> YOUR GOAL
Omit all images. Write out the rest of the material exactly.

> AVAILABLE RECORDS
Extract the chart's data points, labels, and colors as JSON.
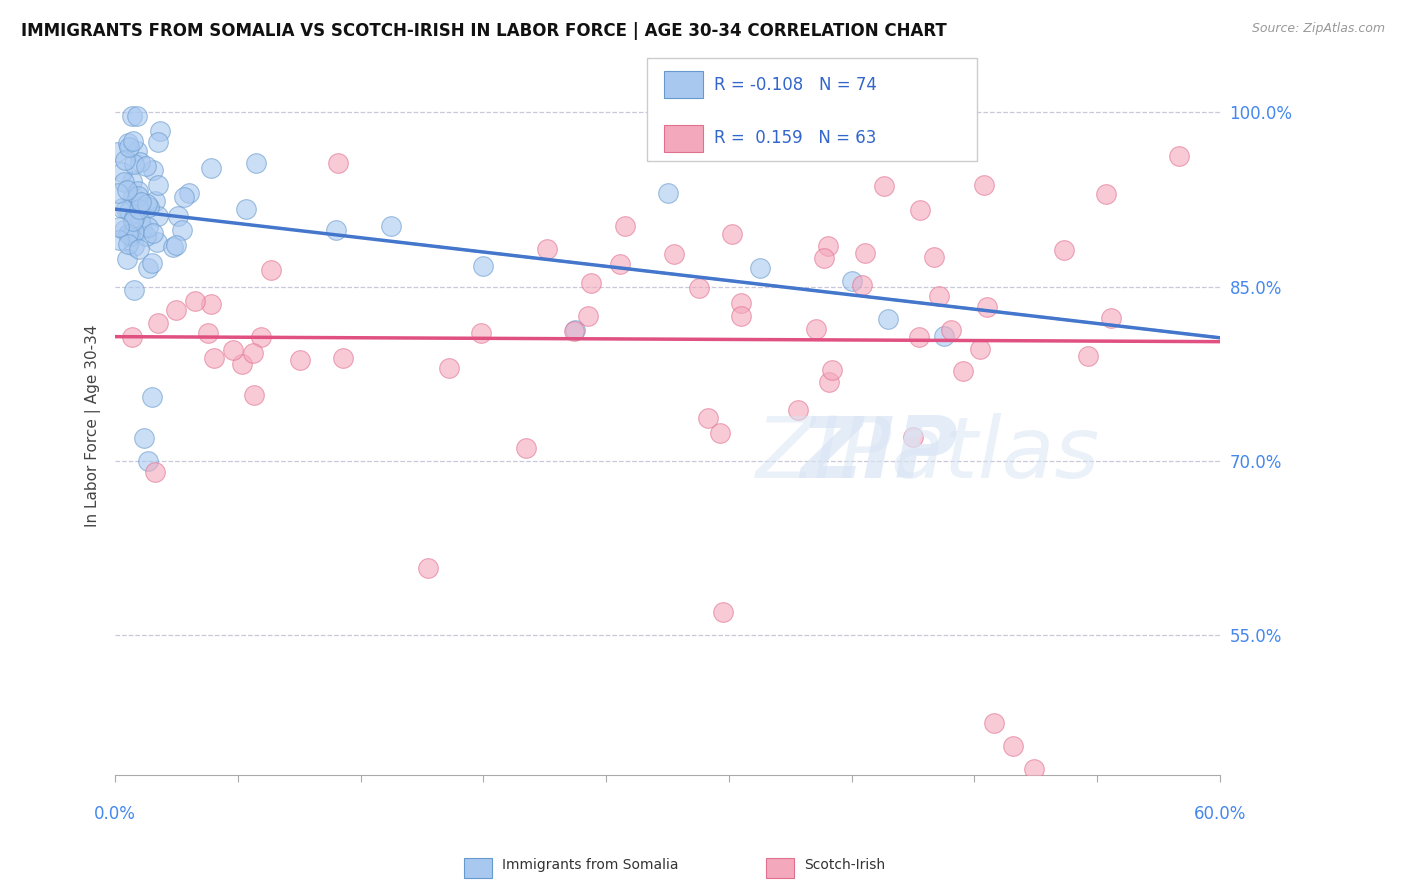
{
  "title": "IMMIGRANTS FROM SOMALIA VS SCOTCH-IRISH IN LABOR FORCE | AGE 30-34 CORRELATION CHART",
  "source": "Source: ZipAtlas.com",
  "ylabel": "In Labor Force | Age 30-34",
  "xlim": [
    0.0,
    0.6
  ],
  "ylim": [
    0.43,
    1.03
  ],
  "y_ticks": [
    0.55,
    0.7,
    0.85,
    1.0
  ],
  "y_tick_labels": [
    "55.0%",
    "70.0%",
    "85.0%",
    "100.0%"
  ],
  "somalia_color": "#A8C8F0",
  "scotch_color": "#F4A8BC",
  "somalia_edge": "#6699CC",
  "scotch_edge": "#E07090",
  "trendline_somalia_color": "#4477CC",
  "trendline_scotch_color": "#E05080",
  "legend_R_somalia": "-0.108",
  "legend_N_somalia": "74",
  "legend_R_scotch": "0.159",
  "legend_N_scotch": "63",
  "background_color": "#ffffff",
  "grid_color": "#c8c8d8"
}
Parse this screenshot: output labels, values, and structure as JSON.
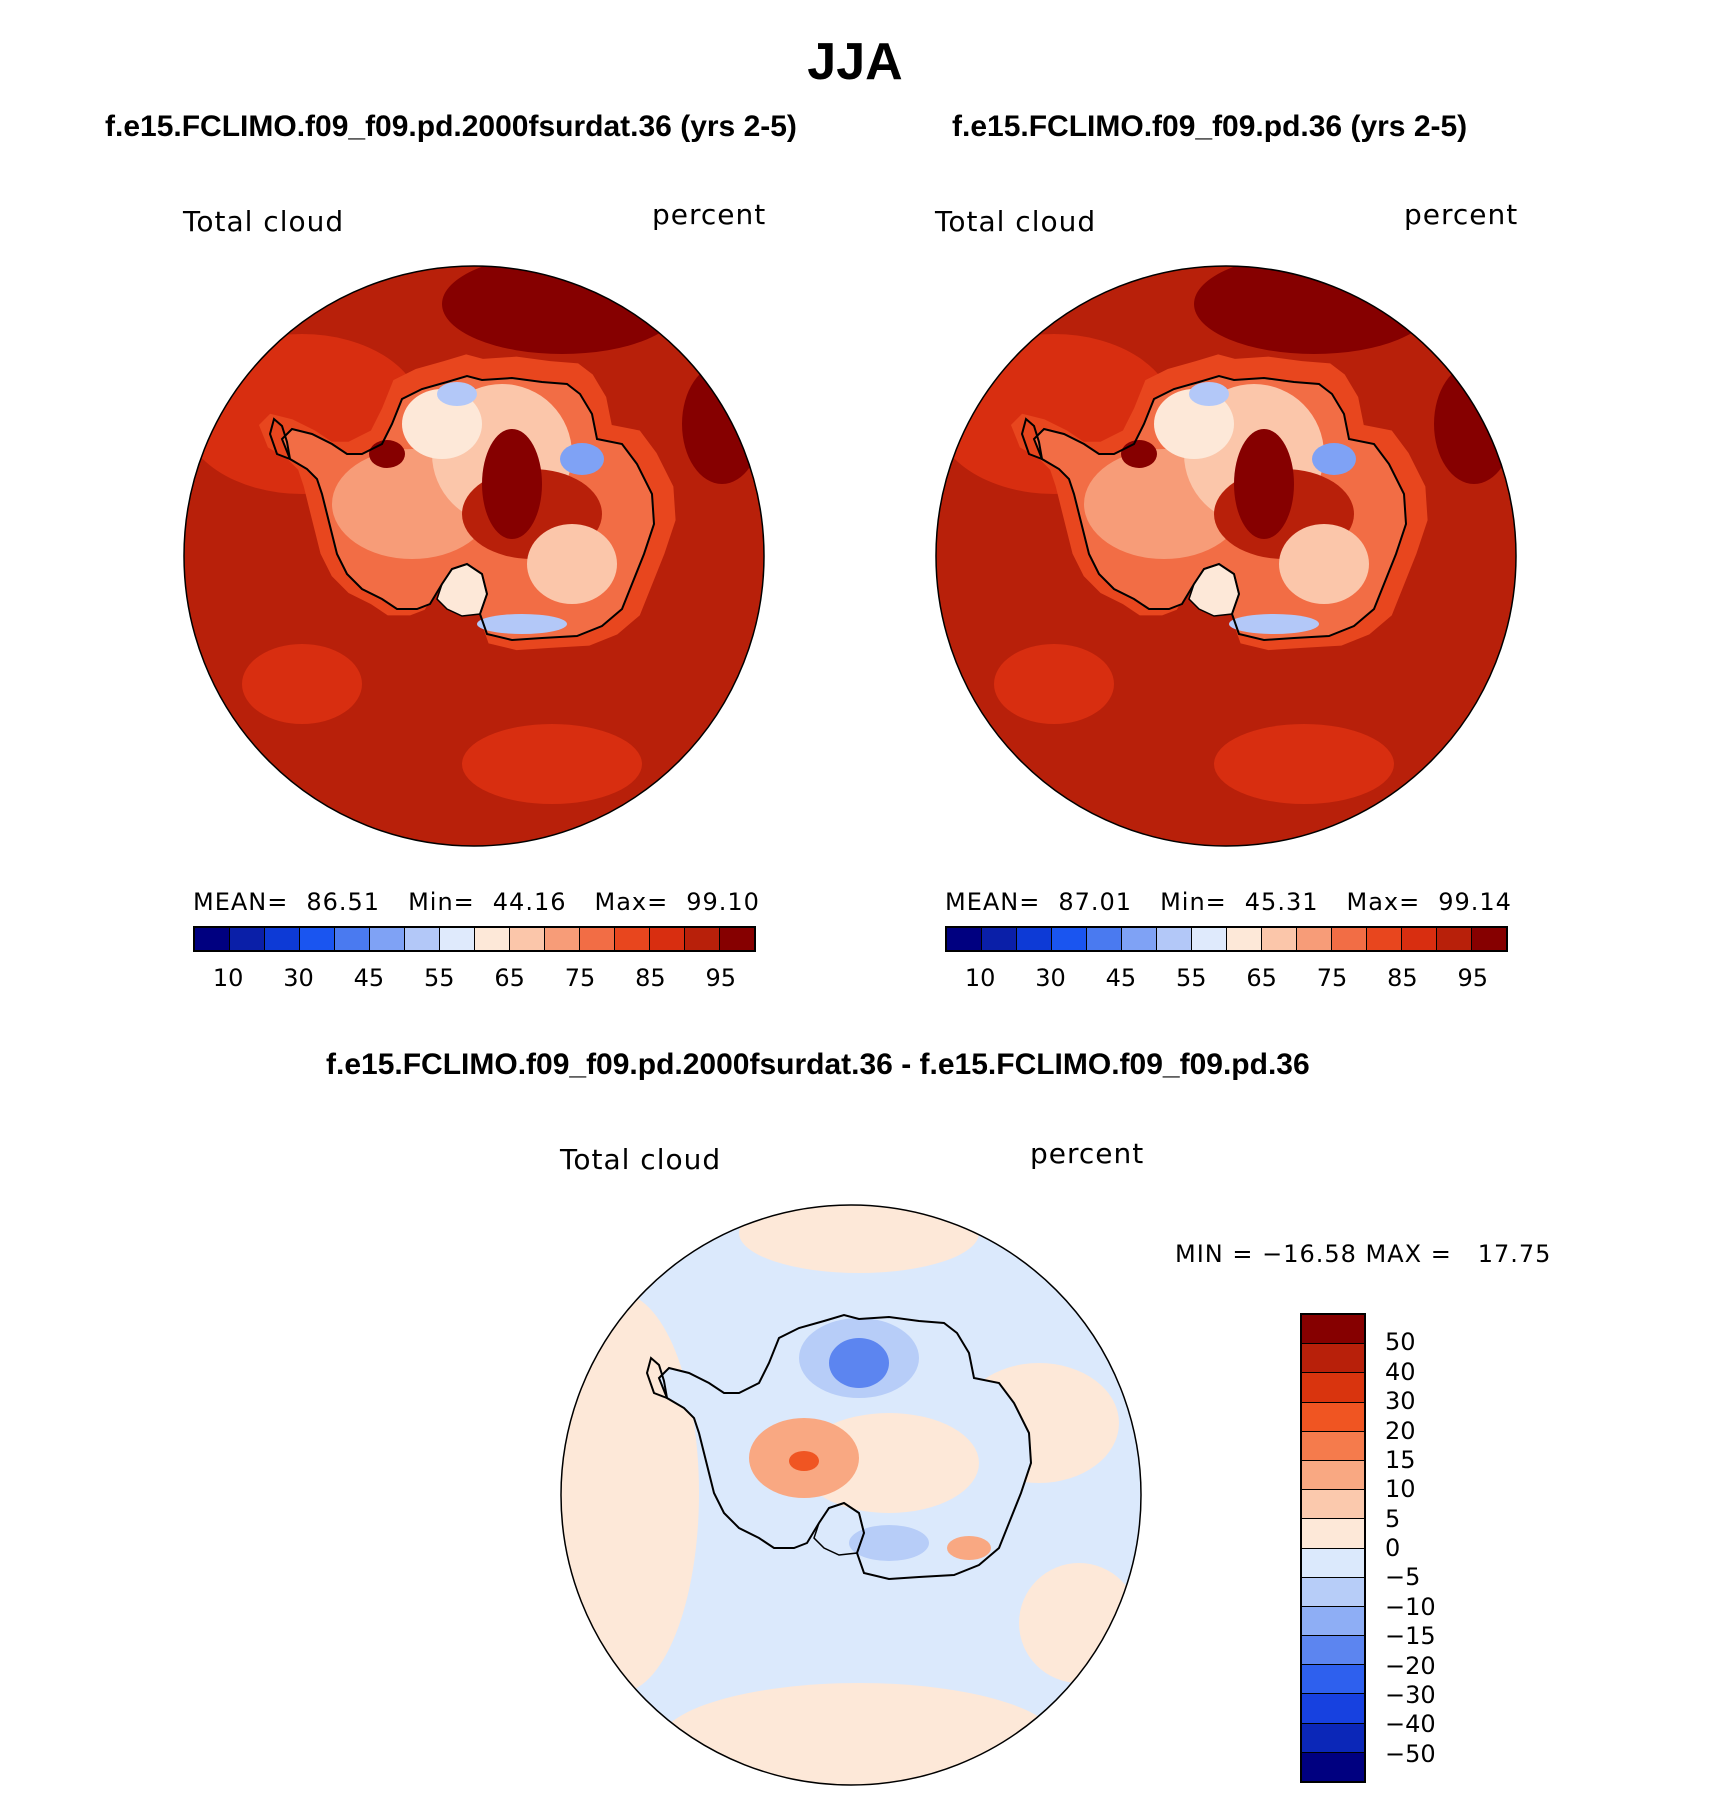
{
  "figure": {
    "title": "JJA"
  },
  "panels": [
    {
      "title": "f.e15.FCLIMO.f09_f09.pd.2000fsurdat.36 (yrs 2-5)",
      "left_label": "Total cloud",
      "right_label": "percent",
      "mean_label": "MEAN=",
      "mean": "86.51",
      "min_label": "Min=",
      "min": "44.16",
      "max_label": "Max=",
      "max": "99.10"
    },
    {
      "title": "f.e15.FCLIMO.f09_f09.pd.36 (yrs 2-5)",
      "left_label": "Total cloud",
      "right_label": "percent",
      "mean_label": "MEAN=",
      "mean": "87.01",
      "min_label": "Min=",
      "min": "45.31",
      "max_label": "Max=",
      "max": "99.14"
    }
  ],
  "diff_panel": {
    "title": "f.e15.FCLIMO.f09_f09.pd.2000fsurdat.36 - f.e15.FCLIMO.f09_f09.pd.36",
    "left_label": "Total cloud",
    "right_label": "percent",
    "minmax": "MIN = −16.58 MAX =   17.75"
  },
  "colorbar_abs": {
    "colors": [
      "#000080",
      "#0a1fa8",
      "#0d3ad6",
      "#1a55f0",
      "#4a7af0",
      "#7fa2f5",
      "#b3c8f8",
      "#dfeafc",
      "#fde8d8",
      "#fbc6aa",
      "#f79c78",
      "#f26d45",
      "#e8461e",
      "#d82e10",
      "#b8200a",
      "#860000"
    ],
    "ticks": [
      "10",
      "30",
      "45",
      "55",
      "65",
      "75",
      "85",
      "95"
    ]
  },
  "colorbar_diff": {
    "colors": [
      "#860000",
      "#b8200a",
      "#d9340e",
      "#f05522",
      "#f57b4c",
      "#f9a882",
      "#fbc9ad",
      "#fde8d8",
      "#dbe9fc",
      "#b7cdf8",
      "#8eaef5",
      "#5c85f0",
      "#2e60ee",
      "#1741e0",
      "#0b27b8",
      "#000080"
    ],
    "ticks": [
      "50",
      "40",
      "30",
      "20",
      "15",
      "10",
      "5",
      "0",
      "−5",
      "−10",
      "−15",
      "−20",
      "−30",
      "−40",
      "−50"
    ]
  },
  "map_colors": {
    "ocean_abs": "#b8200a",
    "ocean_abs_dark": "#860000",
    "ocean_abs_light": "#d82e10",
    "land_light": "#f79c78",
    "land_lighter": "#fbc6aa",
    "land_pale": "#fde8d8",
    "land_blue": "#b3c8f8",
    "land_blue2": "#7fa2f5",
    "diff_pos": "#fde8d8",
    "diff_neg": "#dbe9fc",
    "diff_neg2": "#b7cdf8",
    "diff_neg3": "#5c85f0",
    "diff_pos2": "#f9a882",
    "diff_pos3": "#f05522"
  }
}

> RESPONSE FOR THIS EXERCISE
Extract the chart's data points, labels, and colors as JSON.
{
  "title": "IMMIGRANTS FROM SOMALIA VS SCOTCH-IRISH IN LABOR FORCE | AGE 30-34 CORRELATION CHART",
  "source": "Source: ZipAtlas.com",
  "ylabel": "In Labor Force | Age 30-34",
  "xlim": [
    0.0,
    0.6
  ],
  "ylim": [
    0.43,
    1.03
  ],
  "y_ticks": [
    0.55,
    0.7,
    0.85,
    1.0
  ],
  "y_tick_labels": [
    "55.0%",
    "70.0%",
    "85.0%",
    "100.0%"
  ],
  "somalia_color": "#A8C8F0",
  "scotch_color": "#F4A8BC",
  "somalia_edge": "#6699CC",
  "scotch_edge": "#E07090",
  "trendline_somalia_color": "#4477CC",
  "trendline_scotch_color": "#E05080",
  "legend_R_somalia": "-0.108",
  "legend_N_somalia": "74",
  "legend_R_scotch": "0.159",
  "legend_N_scotch": "63",
  "background_color": "#ffffff",
  "grid_color": "#c8c8d8"
}
Parse this screenshot: output labels, values, and structure as JSON.
{
  "figure": {
    "title": "JJA"
  },
  "panels": [
    {
      "title": "f.e15.FCLIMO.f09_f09.pd.2000fsurdat.36 (yrs 2-5)",
      "left_label": "Total cloud",
      "right_label": "percent",
      "mean_label": "MEAN=",
      "mean": "86.51",
      "min_label": "Min=",
      "min": "44.16",
      "max_label": "Max=",
      "max": "99.10"
    },
    {
      "title": "f.e15.FCLIMO.f09_f09.pd.36 (yrs 2-5)",
      "left_label": "Total cloud",
      "right_label": "percent",
      "mean_label": "MEAN=",
      "mean": "87.01",
      "min_label": "Min=",
      "min": "45.31",
      "max_label": "Max=",
      "max": "99.14"
    }
  ],
  "diff_panel": {
    "title": "f.e15.FCLIMO.f09_f09.pd.2000fsurdat.36 - f.e15.FCLIMO.f09_f09.pd.36",
    "left_label": "Total cloud",
    "right_label": "percent",
    "minmax": "MIN = −16.58 MAX =   17.75"
  },
  "colorbar_abs": {
    "colors": [
      "#000080",
      "#0a1fa8",
      "#0d3ad6",
      "#1a55f0",
      "#4a7af0",
      "#7fa2f5",
      "#b3c8f8",
      "#dfeafc",
      "#fde8d8",
      "#fbc6aa",
      "#f79c78",
      "#f26d45",
      "#e8461e",
      "#d82e10",
      "#b8200a",
      "#860000"
    ],
    "ticks": [
      "10",
      "30",
      "45",
      "55",
      "65",
      "75",
      "85",
      "95"
    ]
  },
  "colorbar_diff": {
    "colors": [
      "#860000",
      "#b8200a",
      "#d9340e",
      "#f05522",
      "#f57b4c",
      "#f9a882",
      "#fbc9ad",
      "#fde8d8",
      "#dbe9fc",
      "#b7cdf8",
      "#8eaef5",
      "#5c85f0",
      "#2e60ee",
      "#1741e0",
      "#0b27b8",
      "#000080"
    ],
    "ticks": [
      "50",
      "40",
      "30",
      "20",
      "15",
      "10",
      "5",
      "0",
      "−5",
      "−10",
      "−15",
      "−20",
      "−30",
      "−40",
      "−50"
    ]
  },
  "map_colors": {
    "ocean_abs": "#b8200a",
    "ocean_abs_dark": "#860000",
    "ocean_abs_light": "#d82e10",
    "land_light": "#f79c78",
    "land_lighter": "#fbc6aa",
    "land_pale": "#fde8d8",
    "land_blue": "#b3c8f8",
    "land_blue2": "#7fa2f5",
    "diff_pos": "#fde8d8",
    "diff_neg": "#dbe9fc",
    "diff_neg2": "#b7cdf8",
    "diff_neg3": "#5c85f0",
    "diff_pos2": "#f9a882",
    "diff_pos3": "#f05522"
  }
}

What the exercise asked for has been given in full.